表示された本文:
%%
昭和三十七年にスタートした“ブックモビール”“あいづね”による自動車文庫は七十九駐車場を四週間周期で巡回し、登録者千五百十八、年間三万千六百二十冊の利用がある。農村部中心の当初から見ると、市街地周辺の新興住宅団地の利用が急増しており、ここでも、余暇時代における図書館の果たすべき役割を示唆している。

 

児童と地域文庫

表2に見られる児童の利用は、本館に近接する小学校との連携をテスト的に試みた結果でもあるが、登録者数千七百九十一、貸し出し総数は四万六千三百五十八冊となっており、今年度の土・日開館によりさらに増加が見られている。TV時代にあっても“子供は本好き”なのである。

このことから、前年度において、本館から二、三キロメートルにある住宅地において、地域文庫の開設を図った。これは、地元の母親グループとの話し合い、さらには県立図書館の親子読書運動の結びつきの中から始まったものである。

現在アカシア文庫(一箕町)、かながわ文庫(金川町)、緑町児童文庫の三か所であるが、今後とも増設の方向で文庫活動の助長を図ることとしている。いずれの文庫においても、図書館の本を五百冊前後貸し出し、ボランティアの母親が運営し、毎週一回土曜または日曜に百人から百五十人の子供が集まっている。この母親グループの活動がコミュニティづくりの一端をになっていることも見逃せないことである。
%%
記録の抜粋:
%%
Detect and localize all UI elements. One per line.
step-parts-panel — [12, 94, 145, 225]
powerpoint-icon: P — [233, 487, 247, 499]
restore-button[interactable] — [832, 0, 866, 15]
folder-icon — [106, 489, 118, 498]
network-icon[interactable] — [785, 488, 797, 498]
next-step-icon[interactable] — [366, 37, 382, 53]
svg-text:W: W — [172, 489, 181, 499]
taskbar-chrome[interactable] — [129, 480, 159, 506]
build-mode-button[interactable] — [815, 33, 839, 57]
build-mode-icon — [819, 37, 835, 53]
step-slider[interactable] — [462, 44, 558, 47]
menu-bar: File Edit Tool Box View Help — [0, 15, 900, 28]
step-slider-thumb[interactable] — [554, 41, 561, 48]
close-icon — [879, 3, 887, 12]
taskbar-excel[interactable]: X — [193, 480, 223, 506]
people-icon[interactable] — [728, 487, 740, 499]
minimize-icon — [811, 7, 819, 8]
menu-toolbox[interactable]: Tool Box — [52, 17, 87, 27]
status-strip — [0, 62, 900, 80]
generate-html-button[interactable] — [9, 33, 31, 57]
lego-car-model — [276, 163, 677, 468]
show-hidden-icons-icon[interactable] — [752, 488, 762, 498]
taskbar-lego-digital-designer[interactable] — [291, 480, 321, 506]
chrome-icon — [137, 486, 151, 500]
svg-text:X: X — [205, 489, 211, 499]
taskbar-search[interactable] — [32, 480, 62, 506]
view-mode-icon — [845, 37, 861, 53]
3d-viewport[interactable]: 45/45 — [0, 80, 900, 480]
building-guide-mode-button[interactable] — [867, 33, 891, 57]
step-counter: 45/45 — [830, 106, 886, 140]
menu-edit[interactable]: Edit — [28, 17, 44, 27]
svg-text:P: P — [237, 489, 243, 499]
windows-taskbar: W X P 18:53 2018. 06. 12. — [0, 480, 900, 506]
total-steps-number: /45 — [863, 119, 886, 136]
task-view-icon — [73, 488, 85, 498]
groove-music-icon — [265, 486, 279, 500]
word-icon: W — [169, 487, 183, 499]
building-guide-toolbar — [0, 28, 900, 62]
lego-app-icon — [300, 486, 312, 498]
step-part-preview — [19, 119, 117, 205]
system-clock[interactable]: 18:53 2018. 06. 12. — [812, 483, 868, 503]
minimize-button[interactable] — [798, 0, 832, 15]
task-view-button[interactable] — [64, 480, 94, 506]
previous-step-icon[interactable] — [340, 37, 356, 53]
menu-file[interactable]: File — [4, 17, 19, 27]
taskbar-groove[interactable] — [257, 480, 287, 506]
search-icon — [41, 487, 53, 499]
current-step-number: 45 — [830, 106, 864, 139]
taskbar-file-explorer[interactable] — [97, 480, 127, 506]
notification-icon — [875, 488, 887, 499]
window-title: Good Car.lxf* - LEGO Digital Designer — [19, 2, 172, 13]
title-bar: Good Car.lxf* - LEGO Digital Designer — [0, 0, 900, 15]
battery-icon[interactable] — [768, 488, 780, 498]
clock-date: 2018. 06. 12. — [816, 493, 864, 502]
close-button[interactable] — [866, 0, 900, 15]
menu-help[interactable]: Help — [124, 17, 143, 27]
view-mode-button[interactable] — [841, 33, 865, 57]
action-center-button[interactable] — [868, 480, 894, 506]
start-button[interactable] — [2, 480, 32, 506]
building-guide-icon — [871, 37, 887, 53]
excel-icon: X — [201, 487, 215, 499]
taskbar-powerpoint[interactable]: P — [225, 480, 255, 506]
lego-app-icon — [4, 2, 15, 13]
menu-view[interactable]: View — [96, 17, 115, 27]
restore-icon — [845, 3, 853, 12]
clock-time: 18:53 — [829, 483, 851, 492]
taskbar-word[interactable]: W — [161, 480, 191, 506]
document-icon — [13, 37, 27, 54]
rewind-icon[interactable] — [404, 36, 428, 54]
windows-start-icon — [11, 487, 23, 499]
%%
与えられた指示 A:
図書館の自動車文庫と地域文庫についての本文では、各地域文庫に図書館の本が何冊ほど貸し出されているか。
与えられた指示 B:
図書館の自動車文庫と地域文庫についての本文を、最後の文の後から書き進めること。

書かれた回答 A:
五百冊前後である。

書かれた回答 B:
 

児童文庫開会式(金川町)

児童文庫開会式(金川町)

林間子ども図書館(陶芸教室)

林間子ども図書館(陶芸教室)

アカシア文庫の活動(居合団地)

アカシア文庫の活動(居合団地)

 

おわりに

 

公共図書館の活動は、本館ひとつのものではなく、どこでも、だれでも、いつでも利用できるよう図書館網が形成されるべきことはいうまでもない。

この観点から、市のまちづくり計画の見直し、中期計画の検討がなされている。目標に到達するまでに過渡的な型で努力すべき難問を解決する中で、また資料整備整理の充実も図られねばならない。つまりは市民サービスに徹することにある。